** start of PROVIDED INFORMATION **

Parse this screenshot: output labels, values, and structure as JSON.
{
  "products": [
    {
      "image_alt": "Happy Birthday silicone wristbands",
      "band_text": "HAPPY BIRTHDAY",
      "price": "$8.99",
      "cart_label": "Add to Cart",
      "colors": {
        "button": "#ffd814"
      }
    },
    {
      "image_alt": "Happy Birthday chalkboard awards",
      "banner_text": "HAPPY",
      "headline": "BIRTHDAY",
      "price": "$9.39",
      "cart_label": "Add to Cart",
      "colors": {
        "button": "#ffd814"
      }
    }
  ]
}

** end of PROVIDED INFORMATION **

▶ **SET PROBLEM**
Quote all the records. Keep every word exact.

▶ **WRITTEN ANSWER**
Parse this screenshot: output labels, values, and structure as JSON.
{
  "products": [
    {
      "image_alt": "Happy Birthday silicone wristbands",
      "band_text": "HAPPY BIRTHDAY",
      "price": "$8.99",
      "cart_label": "Add to Cart",
      "colors": {
        "button": "#ffd814"
      }
    },
    {
      "image_alt": "Happy Birthday chalkboard awards",
      "banner_text": "HAPPY",
      "headline": "BIRTHDAY",
      "price": "$9.39",
      "cart_label": "Add to Cart",
      "colors": {
        "button": "#ffd814"
      }
    }
  ]
}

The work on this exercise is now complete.